- Records about charts and figures
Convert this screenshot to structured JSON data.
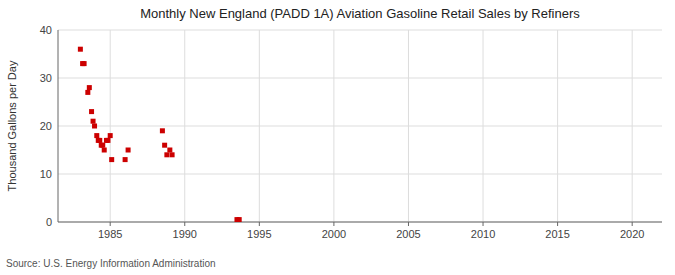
{
  "chart_data": {
    "type": "scatter",
    "title": "Monthly New England (PADD 1A) Aviation Gasoline Retail Sales by Refiners",
    "y_label": "Thousand Gallons per Day",
    "annotations": [
      "Source: U.S. Energy Information Administration"
    ],
    "color": "#cc0000",
    "marker": "square",
    "grid": true,
    "xlim": [
      1981.5,
      2022
    ],
    "ylim": [
      0,
      40
    ],
    "xticks": [
      1985,
      1990,
      1995,
      2000,
      2005,
      2010,
      2015,
      2020
    ],
    "yticks": [
      0,
      10,
      20,
      30,
      40
    ],
    "x": [
      1983.0,
      1983.15,
      1983.25,
      1983.5,
      1983.6,
      1983.75,
      1983.85,
      1983.95,
      1984.1,
      1984.2,
      1984.3,
      1984.4,
      1984.5,
      1984.6,
      1984.75,
      1984.85,
      1985.0,
      1985.1,
      1986.0,
      1986.2,
      1988.5,
      1988.65,
      1988.8,
      1989.0,
      1989.15,
      1993.5,
      1993.65
    ],
    "values": [
      36,
      33,
      33,
      27,
      28,
      23,
      21,
      20,
      18,
      17,
      17,
      16,
      16,
      15,
      17,
      17,
      18,
      13,
      13,
      15,
      19,
      16,
      14,
      15,
      14,
      0.5,
      0.5
    ]
  }
}
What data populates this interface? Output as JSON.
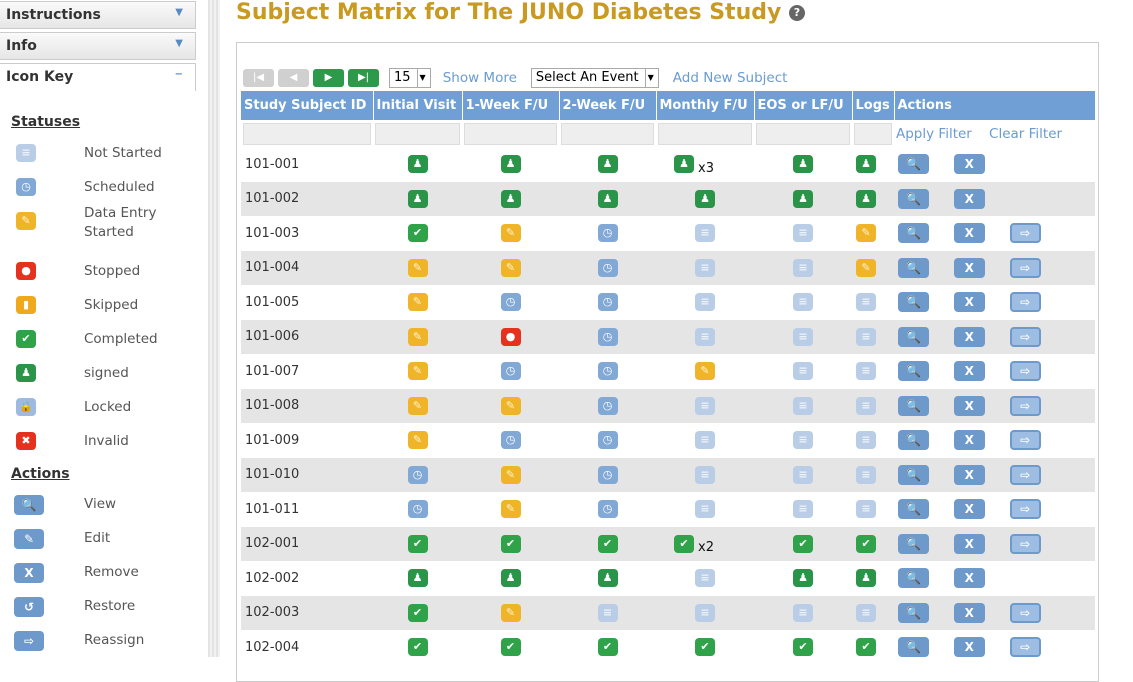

- What you need to do
Select all lines in the listing that include the word "this".

- Written response
Convert this screenshot to structured JSON data.
What data populates this interface? Output as JSON.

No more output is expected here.